▶ REQUIREMENTS:
Among the entries, which lines carry the string "建筑工程转包合同范本"? Copy each of them.

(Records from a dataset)
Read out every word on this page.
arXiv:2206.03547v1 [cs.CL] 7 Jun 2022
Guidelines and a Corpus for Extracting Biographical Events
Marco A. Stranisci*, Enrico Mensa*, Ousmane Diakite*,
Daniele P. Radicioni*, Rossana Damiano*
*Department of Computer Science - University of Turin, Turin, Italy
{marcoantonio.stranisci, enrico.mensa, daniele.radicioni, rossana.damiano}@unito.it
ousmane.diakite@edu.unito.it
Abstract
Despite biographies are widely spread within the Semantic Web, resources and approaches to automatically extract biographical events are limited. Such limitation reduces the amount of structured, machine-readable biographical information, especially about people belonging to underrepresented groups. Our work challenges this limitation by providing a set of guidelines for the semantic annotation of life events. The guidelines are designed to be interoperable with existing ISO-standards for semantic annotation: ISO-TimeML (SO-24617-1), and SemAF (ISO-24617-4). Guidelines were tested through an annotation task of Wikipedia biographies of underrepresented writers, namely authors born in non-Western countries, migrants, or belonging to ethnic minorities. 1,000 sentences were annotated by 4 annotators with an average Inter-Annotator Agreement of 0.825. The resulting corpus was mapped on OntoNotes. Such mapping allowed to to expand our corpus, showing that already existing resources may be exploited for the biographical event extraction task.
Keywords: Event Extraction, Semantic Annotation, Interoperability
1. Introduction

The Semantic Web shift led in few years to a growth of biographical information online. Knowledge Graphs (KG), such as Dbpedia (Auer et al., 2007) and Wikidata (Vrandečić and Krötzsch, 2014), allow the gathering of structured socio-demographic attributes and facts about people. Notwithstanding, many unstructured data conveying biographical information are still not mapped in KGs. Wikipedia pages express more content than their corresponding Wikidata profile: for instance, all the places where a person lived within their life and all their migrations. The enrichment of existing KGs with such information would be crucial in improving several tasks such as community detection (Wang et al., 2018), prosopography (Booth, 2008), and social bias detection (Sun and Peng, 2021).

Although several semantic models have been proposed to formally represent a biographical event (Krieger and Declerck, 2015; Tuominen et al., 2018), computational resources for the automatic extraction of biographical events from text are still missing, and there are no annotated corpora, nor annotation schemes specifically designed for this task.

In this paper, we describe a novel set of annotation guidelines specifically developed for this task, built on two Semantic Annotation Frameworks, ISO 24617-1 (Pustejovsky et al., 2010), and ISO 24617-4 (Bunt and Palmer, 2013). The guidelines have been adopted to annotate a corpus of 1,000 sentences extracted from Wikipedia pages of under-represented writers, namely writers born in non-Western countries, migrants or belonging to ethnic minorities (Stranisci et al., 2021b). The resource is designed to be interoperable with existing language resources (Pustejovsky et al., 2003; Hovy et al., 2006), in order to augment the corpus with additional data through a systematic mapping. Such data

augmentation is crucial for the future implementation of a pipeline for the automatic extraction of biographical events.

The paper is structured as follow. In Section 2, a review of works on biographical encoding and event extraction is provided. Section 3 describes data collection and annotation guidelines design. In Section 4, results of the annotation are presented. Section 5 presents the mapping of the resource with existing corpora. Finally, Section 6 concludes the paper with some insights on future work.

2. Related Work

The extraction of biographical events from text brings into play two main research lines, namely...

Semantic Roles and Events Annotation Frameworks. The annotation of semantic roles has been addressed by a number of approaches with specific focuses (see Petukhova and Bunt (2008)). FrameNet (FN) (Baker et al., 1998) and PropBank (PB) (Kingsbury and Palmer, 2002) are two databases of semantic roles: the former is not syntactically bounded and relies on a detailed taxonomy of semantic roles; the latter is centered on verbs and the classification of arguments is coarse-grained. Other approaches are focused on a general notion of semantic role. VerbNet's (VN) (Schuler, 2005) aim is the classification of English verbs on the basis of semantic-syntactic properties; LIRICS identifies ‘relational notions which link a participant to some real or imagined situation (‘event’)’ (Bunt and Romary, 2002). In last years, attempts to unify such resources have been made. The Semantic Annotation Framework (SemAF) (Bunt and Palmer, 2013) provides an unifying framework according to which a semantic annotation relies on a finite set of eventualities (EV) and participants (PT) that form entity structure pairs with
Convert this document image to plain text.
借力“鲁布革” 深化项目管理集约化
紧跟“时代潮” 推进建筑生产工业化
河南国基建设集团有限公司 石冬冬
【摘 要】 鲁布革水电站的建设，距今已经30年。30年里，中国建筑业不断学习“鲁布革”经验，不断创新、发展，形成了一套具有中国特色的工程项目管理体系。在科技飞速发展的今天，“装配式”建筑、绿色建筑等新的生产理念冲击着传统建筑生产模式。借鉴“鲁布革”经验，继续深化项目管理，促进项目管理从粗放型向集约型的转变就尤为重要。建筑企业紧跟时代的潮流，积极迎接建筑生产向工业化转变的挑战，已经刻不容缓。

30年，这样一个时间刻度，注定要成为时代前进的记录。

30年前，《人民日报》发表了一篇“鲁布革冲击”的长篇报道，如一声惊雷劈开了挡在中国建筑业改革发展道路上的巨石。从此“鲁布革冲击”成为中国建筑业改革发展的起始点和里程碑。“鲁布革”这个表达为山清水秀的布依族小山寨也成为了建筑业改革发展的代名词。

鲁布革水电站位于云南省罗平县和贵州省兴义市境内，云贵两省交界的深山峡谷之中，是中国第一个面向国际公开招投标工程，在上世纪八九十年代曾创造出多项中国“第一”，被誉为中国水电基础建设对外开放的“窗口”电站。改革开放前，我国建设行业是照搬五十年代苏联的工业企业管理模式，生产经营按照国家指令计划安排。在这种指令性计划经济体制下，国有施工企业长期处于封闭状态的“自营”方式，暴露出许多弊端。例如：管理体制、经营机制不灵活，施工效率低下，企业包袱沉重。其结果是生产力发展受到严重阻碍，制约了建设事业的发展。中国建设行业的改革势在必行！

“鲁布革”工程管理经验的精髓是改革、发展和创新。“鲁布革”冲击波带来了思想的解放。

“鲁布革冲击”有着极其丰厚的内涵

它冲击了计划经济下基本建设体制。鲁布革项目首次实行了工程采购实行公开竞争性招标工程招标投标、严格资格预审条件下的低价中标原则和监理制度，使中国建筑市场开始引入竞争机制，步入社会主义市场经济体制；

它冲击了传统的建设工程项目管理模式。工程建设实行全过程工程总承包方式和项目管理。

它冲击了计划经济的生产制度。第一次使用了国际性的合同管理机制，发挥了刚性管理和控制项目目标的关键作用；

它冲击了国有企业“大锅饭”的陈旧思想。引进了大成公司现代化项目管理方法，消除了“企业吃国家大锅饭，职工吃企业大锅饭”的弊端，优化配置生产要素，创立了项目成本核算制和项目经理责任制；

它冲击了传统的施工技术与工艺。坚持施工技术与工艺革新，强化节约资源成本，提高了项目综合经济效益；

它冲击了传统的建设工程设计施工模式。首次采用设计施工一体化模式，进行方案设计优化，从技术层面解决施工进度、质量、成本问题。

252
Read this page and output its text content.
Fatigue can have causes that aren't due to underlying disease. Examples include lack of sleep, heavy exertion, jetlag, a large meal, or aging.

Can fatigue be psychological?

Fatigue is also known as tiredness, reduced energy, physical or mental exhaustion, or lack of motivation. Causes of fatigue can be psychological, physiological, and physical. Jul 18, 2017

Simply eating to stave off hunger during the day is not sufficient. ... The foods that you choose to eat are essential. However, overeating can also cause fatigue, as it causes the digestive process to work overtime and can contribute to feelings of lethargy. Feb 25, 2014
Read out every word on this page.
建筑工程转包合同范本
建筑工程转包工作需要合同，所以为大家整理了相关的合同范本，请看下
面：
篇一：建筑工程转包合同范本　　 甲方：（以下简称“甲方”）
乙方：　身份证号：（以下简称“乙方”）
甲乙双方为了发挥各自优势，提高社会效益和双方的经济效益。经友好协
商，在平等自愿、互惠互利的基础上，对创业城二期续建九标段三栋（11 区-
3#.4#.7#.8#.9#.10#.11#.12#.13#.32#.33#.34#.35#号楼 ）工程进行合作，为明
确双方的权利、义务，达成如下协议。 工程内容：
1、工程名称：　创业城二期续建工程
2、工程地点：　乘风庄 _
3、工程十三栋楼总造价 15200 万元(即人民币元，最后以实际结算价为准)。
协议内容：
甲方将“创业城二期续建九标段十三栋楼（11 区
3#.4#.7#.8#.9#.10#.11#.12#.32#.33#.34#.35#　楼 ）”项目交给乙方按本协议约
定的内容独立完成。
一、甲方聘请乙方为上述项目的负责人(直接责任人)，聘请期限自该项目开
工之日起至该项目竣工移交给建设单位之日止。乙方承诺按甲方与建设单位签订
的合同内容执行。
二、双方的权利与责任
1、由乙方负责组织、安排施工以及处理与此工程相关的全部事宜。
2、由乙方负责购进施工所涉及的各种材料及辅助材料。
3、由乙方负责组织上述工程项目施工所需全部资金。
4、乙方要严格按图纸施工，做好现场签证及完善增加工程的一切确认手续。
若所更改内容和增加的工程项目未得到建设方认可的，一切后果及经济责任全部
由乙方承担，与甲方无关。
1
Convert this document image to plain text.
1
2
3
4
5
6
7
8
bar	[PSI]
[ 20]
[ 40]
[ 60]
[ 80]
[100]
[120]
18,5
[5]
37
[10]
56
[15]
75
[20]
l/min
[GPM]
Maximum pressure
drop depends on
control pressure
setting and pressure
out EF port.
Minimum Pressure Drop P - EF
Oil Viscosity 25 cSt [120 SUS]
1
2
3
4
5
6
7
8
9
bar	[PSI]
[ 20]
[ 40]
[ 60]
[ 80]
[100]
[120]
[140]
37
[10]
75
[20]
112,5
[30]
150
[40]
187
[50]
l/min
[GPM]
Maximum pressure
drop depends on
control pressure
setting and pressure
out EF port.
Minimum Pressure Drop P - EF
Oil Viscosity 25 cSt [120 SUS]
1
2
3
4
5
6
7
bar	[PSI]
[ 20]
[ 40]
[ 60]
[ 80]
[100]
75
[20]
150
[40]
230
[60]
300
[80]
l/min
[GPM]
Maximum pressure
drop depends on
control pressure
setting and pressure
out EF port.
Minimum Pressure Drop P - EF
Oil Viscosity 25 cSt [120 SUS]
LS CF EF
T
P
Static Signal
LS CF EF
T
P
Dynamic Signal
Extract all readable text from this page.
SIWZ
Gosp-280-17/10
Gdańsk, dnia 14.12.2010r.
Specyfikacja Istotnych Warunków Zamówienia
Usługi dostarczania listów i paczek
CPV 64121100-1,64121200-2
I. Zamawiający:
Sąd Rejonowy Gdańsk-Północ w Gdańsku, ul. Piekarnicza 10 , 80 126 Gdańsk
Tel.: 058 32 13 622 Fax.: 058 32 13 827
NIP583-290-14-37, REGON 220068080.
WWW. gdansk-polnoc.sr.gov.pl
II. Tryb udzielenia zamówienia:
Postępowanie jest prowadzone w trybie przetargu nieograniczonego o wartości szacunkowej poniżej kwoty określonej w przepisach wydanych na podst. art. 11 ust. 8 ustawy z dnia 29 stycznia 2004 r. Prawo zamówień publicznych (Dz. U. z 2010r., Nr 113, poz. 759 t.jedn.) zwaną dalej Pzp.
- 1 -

▶ EXERCISE RESPONSE:
建筑工程转包合同范本
篇一：建筑工程转包合同范本　　 甲方：（以下简称“甲方”）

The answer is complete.